Exercise: Identify all lines in the data containing the string "temporal". Copy them out.

◆ ◆ ◆

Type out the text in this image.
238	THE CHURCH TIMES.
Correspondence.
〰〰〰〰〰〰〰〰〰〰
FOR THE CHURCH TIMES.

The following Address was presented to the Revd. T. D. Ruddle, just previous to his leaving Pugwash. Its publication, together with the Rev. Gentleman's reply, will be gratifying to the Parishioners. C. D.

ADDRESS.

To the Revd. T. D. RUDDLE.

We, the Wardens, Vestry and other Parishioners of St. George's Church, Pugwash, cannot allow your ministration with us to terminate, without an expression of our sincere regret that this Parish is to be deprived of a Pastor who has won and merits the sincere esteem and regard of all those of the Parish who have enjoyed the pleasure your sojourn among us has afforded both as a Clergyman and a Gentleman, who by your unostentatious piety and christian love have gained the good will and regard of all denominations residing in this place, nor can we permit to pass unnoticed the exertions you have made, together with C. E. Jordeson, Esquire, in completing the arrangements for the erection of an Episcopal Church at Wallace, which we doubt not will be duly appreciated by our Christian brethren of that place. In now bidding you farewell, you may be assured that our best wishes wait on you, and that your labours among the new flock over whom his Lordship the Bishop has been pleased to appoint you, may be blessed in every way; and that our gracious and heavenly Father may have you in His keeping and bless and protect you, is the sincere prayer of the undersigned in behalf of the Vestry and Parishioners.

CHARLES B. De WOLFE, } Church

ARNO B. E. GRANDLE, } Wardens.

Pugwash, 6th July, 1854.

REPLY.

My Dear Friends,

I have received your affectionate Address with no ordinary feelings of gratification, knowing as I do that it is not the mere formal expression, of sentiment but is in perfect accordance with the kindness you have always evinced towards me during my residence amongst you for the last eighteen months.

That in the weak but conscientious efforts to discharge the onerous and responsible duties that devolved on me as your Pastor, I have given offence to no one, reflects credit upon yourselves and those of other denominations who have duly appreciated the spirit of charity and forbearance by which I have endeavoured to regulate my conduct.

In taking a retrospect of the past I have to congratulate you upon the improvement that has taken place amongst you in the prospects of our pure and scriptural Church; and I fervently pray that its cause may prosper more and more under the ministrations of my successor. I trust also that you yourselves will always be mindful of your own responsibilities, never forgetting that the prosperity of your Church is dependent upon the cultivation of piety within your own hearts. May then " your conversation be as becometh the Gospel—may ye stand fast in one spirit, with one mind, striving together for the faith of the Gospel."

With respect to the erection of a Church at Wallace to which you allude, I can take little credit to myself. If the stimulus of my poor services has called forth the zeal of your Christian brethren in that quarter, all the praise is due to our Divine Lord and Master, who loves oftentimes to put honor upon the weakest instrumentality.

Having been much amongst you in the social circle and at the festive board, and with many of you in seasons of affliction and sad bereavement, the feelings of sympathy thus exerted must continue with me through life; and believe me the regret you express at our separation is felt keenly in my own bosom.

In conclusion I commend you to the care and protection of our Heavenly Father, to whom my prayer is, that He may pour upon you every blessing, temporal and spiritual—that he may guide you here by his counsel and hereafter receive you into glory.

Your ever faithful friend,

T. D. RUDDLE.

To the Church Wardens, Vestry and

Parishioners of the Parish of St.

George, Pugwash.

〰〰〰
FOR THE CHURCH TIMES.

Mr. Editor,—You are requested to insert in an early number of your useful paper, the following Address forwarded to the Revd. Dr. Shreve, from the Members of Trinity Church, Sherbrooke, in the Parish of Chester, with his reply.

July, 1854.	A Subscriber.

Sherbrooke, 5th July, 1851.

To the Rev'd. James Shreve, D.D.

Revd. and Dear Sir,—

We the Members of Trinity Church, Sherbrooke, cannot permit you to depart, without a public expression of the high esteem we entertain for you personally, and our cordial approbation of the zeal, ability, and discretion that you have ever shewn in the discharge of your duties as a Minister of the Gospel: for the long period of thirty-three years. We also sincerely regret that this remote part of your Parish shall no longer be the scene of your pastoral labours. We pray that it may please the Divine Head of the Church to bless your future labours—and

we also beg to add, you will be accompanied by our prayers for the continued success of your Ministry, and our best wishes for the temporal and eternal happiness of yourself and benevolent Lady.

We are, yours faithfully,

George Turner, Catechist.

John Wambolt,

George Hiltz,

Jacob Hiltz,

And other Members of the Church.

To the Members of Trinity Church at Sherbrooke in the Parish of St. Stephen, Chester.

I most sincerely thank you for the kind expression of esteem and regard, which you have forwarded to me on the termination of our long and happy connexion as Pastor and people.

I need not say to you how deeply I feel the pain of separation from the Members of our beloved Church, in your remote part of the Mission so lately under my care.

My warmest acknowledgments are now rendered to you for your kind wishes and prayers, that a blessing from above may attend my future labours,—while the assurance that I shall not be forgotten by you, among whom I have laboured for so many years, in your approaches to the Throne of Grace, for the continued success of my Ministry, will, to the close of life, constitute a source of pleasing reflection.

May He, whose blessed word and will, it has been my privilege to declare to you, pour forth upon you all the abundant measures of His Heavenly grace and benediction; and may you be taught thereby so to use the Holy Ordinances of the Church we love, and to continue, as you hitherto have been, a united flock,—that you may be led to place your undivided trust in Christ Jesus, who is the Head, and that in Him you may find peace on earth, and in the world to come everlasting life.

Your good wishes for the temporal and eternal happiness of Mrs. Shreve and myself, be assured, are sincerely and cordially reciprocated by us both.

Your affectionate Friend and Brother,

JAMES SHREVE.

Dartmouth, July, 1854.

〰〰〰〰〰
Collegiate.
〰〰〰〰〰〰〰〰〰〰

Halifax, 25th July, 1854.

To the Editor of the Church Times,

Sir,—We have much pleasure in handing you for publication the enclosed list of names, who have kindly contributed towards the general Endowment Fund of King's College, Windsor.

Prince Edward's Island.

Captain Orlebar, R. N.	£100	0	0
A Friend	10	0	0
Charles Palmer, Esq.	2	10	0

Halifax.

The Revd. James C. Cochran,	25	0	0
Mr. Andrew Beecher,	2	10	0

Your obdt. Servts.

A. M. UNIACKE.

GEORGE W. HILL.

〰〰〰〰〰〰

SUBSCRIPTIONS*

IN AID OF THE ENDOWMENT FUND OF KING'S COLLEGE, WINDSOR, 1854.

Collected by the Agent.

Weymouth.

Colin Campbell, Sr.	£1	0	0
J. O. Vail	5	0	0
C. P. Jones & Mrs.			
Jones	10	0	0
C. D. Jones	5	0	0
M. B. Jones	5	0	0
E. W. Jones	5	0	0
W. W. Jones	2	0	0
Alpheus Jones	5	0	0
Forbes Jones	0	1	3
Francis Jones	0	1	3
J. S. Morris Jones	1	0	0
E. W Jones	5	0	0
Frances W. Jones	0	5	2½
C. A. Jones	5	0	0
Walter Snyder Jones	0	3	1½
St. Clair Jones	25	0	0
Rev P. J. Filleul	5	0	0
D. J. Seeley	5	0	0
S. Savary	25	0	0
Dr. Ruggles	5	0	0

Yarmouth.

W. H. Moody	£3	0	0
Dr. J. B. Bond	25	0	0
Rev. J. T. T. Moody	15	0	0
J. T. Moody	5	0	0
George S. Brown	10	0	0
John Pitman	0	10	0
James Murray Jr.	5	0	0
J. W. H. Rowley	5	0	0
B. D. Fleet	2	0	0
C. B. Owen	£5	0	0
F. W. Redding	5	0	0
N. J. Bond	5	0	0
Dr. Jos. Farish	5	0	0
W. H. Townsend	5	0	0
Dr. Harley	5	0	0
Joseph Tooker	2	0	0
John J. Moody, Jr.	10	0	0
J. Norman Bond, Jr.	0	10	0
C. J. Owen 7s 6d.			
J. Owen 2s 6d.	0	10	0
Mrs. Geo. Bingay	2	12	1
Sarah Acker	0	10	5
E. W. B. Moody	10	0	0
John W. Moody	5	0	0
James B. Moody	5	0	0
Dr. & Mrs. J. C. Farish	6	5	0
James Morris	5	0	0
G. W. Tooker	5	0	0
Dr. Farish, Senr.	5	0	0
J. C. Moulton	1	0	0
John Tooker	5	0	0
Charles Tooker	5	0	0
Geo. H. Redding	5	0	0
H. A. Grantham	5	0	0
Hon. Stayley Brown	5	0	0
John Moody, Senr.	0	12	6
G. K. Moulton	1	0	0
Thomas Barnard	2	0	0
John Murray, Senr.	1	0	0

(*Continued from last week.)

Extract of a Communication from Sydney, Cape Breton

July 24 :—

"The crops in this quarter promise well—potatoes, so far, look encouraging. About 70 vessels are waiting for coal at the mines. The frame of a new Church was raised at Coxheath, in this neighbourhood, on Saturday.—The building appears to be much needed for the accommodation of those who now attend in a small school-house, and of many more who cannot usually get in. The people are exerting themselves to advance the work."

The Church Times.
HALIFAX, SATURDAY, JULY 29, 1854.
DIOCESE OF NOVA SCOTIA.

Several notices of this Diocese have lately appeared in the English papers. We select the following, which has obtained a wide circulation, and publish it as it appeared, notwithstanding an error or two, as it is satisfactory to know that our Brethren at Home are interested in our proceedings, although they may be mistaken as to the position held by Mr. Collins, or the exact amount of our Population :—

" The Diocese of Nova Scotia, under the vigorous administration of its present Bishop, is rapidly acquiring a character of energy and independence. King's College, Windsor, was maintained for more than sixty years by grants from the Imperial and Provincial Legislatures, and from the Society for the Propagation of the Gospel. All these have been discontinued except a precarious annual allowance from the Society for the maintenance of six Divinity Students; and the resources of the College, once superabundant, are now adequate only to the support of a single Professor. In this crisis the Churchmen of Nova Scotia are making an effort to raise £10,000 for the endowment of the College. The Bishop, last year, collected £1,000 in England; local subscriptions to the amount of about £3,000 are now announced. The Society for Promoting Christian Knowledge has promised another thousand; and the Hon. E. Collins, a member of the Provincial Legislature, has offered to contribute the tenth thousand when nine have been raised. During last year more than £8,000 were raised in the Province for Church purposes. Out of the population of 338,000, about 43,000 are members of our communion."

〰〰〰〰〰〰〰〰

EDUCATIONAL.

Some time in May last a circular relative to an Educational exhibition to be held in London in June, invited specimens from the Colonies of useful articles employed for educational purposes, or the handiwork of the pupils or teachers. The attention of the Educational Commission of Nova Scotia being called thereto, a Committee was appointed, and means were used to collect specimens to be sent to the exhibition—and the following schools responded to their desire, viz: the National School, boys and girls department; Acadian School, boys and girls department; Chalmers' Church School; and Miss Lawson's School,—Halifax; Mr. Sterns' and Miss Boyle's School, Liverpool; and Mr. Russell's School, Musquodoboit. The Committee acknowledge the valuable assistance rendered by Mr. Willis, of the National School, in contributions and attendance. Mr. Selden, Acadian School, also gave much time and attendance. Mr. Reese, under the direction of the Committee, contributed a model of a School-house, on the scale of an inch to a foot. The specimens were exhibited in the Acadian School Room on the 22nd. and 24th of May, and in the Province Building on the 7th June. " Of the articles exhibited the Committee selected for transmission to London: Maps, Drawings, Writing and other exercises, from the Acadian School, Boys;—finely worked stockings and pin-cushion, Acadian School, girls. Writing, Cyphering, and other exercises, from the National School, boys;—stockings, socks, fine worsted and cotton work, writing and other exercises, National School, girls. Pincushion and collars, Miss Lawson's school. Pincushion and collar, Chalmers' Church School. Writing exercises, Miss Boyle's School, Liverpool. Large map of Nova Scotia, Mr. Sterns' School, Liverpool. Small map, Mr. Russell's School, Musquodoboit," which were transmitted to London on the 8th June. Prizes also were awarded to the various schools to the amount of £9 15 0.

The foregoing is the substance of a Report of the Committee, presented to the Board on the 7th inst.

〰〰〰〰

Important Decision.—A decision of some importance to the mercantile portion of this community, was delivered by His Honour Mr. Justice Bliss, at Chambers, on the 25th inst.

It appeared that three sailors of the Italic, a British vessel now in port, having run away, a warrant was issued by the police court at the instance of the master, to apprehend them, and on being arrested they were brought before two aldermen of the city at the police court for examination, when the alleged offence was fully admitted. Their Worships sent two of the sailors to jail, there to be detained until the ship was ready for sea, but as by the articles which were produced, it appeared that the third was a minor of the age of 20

◆ ◆ ◆

Task response:
In conclusion I commend you to the care and protection of our Heavenly Father, to whom my prayer is, that He may pour upon you every blessing, temporal and spiritual—that he may guide you here by his counsel and hereafter receive you into glory.
we also beg to add, you will be accompanied by our prayers for the continued success of your Ministry, and our best wishes for the temporal and eternal happiness of yourself and benevolent Lady.
Your good wishes for the temporal and eternal happiness of Mrs. Shreve and myself, be assured, are sincerely and cordially reciprocated by us both.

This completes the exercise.